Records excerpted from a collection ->
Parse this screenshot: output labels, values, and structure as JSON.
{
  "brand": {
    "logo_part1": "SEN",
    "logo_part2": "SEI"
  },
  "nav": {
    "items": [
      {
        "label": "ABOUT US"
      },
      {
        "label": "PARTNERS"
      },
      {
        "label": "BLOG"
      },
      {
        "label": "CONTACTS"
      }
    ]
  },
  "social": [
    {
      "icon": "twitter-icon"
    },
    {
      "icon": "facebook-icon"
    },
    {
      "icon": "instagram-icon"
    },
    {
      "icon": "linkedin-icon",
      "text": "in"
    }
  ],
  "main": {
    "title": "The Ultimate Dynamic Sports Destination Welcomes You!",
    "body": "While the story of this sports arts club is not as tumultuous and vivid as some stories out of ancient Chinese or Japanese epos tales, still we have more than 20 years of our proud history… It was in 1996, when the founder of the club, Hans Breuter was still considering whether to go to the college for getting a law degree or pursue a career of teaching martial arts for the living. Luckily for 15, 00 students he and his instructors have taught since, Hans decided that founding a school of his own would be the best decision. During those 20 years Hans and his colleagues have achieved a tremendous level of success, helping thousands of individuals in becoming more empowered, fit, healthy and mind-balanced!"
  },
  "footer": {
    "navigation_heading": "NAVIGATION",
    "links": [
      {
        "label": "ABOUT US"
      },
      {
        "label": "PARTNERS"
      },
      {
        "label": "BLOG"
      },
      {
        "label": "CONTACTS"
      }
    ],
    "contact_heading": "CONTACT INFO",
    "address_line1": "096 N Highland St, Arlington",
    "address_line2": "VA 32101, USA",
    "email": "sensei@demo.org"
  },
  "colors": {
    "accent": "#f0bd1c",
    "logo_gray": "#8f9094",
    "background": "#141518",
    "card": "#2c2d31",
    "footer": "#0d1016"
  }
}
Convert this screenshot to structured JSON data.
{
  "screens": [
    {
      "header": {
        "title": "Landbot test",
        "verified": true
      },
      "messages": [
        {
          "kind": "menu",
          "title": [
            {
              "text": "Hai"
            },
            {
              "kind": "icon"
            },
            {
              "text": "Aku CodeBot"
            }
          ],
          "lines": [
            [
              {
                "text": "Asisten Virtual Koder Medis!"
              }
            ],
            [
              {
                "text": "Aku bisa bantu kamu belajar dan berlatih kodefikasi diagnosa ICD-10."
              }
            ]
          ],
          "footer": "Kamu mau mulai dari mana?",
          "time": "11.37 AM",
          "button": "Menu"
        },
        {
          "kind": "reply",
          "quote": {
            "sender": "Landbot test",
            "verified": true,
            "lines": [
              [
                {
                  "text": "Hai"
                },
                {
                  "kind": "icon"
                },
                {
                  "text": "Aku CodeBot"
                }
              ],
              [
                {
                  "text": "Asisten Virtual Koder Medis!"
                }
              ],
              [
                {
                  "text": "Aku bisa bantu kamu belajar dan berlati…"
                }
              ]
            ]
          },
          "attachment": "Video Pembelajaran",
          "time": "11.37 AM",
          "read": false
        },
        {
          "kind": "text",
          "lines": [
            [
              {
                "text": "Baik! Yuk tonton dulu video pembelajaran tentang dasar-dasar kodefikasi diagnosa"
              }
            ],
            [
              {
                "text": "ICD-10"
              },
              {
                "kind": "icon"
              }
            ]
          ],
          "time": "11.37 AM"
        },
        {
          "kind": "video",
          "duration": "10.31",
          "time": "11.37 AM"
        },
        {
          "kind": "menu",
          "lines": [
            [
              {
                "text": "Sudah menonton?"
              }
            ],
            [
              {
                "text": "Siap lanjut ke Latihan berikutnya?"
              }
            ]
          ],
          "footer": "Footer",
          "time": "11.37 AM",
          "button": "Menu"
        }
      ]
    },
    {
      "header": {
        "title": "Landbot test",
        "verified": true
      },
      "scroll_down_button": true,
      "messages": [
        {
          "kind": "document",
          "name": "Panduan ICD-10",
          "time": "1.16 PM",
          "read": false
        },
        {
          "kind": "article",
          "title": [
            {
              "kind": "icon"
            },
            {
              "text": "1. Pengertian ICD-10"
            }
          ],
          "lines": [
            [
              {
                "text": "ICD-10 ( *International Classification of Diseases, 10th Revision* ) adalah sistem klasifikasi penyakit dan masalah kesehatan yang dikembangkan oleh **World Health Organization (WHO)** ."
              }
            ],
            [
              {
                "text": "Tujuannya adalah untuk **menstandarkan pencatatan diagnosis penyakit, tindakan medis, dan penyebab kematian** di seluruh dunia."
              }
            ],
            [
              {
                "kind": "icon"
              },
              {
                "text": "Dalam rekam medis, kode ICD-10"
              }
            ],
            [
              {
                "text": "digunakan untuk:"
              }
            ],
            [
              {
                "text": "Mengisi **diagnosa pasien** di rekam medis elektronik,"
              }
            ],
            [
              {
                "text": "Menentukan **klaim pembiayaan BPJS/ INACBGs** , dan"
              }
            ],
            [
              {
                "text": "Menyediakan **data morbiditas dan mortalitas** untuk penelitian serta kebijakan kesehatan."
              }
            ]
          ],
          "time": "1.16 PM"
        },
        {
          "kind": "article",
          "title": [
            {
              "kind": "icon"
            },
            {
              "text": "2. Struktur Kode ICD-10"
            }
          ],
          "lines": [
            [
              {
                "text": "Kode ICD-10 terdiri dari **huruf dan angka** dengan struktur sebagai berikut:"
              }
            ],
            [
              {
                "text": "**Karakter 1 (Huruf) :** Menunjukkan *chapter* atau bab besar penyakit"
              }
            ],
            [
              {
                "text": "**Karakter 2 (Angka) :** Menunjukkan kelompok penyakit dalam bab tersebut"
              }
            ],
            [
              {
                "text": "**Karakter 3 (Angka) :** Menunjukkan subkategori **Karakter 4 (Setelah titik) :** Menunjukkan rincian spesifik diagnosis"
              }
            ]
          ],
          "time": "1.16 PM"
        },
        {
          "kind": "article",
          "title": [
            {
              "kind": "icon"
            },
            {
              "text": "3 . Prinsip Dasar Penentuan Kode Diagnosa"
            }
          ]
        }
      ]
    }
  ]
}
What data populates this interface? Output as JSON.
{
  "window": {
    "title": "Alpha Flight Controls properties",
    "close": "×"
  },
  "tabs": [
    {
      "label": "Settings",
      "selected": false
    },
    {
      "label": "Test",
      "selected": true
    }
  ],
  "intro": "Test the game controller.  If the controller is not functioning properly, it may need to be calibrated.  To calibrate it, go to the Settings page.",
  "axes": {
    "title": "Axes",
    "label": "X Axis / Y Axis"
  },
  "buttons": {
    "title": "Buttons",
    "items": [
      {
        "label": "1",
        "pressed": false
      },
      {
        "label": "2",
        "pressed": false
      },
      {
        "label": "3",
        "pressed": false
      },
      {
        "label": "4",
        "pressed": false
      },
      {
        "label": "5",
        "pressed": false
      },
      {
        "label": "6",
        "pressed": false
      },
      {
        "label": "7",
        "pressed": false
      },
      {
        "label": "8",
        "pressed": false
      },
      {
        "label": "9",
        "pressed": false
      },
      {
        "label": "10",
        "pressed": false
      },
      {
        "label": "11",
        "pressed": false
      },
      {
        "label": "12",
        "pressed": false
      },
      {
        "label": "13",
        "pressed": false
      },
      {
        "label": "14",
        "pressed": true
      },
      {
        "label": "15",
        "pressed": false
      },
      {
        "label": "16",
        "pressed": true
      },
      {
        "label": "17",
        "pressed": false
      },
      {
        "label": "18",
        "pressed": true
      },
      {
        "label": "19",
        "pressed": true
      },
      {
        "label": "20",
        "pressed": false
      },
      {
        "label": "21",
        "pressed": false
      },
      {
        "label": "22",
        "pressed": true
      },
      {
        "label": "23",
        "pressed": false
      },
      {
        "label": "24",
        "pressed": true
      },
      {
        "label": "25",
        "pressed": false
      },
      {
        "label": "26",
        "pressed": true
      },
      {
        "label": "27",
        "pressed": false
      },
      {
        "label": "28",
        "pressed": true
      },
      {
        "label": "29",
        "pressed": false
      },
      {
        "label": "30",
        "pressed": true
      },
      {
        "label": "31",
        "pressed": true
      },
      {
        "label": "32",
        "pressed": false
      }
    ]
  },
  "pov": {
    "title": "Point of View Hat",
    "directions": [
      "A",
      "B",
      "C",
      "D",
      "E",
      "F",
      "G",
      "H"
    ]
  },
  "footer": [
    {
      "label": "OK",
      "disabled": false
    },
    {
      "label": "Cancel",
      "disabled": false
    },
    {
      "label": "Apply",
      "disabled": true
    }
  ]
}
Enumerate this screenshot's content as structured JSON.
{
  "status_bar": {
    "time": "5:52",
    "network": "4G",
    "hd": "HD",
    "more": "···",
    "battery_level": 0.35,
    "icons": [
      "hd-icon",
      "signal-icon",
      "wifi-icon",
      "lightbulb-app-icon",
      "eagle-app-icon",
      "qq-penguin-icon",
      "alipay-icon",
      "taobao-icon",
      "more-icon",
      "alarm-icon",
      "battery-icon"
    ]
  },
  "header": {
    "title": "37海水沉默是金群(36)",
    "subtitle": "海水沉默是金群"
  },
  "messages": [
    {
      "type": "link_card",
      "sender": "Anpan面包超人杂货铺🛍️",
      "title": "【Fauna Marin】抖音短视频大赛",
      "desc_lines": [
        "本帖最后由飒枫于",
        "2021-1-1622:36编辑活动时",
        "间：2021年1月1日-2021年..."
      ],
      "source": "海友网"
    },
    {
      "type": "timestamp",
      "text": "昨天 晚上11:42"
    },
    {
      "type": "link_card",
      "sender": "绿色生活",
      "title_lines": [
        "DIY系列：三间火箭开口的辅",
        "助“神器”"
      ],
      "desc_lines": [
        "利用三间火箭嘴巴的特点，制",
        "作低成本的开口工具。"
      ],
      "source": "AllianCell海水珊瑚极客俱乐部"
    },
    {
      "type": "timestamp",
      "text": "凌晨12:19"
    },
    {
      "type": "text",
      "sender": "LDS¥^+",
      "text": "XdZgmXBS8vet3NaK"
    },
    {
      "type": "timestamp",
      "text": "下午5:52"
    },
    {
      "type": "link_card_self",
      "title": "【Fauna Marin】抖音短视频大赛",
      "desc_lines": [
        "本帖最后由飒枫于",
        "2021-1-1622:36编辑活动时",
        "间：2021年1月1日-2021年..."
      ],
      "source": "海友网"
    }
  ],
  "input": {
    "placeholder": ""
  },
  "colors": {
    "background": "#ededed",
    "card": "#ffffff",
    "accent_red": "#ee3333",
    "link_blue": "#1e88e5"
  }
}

Written problem -> Gather each line in these records that contains the string "screenshot".

The reply ->
Parse this screenshot: output labels, values, and structure as JSON.
Convert this screenshot to structured JSON data.
Enumerate this screenshot's content as structured JSON.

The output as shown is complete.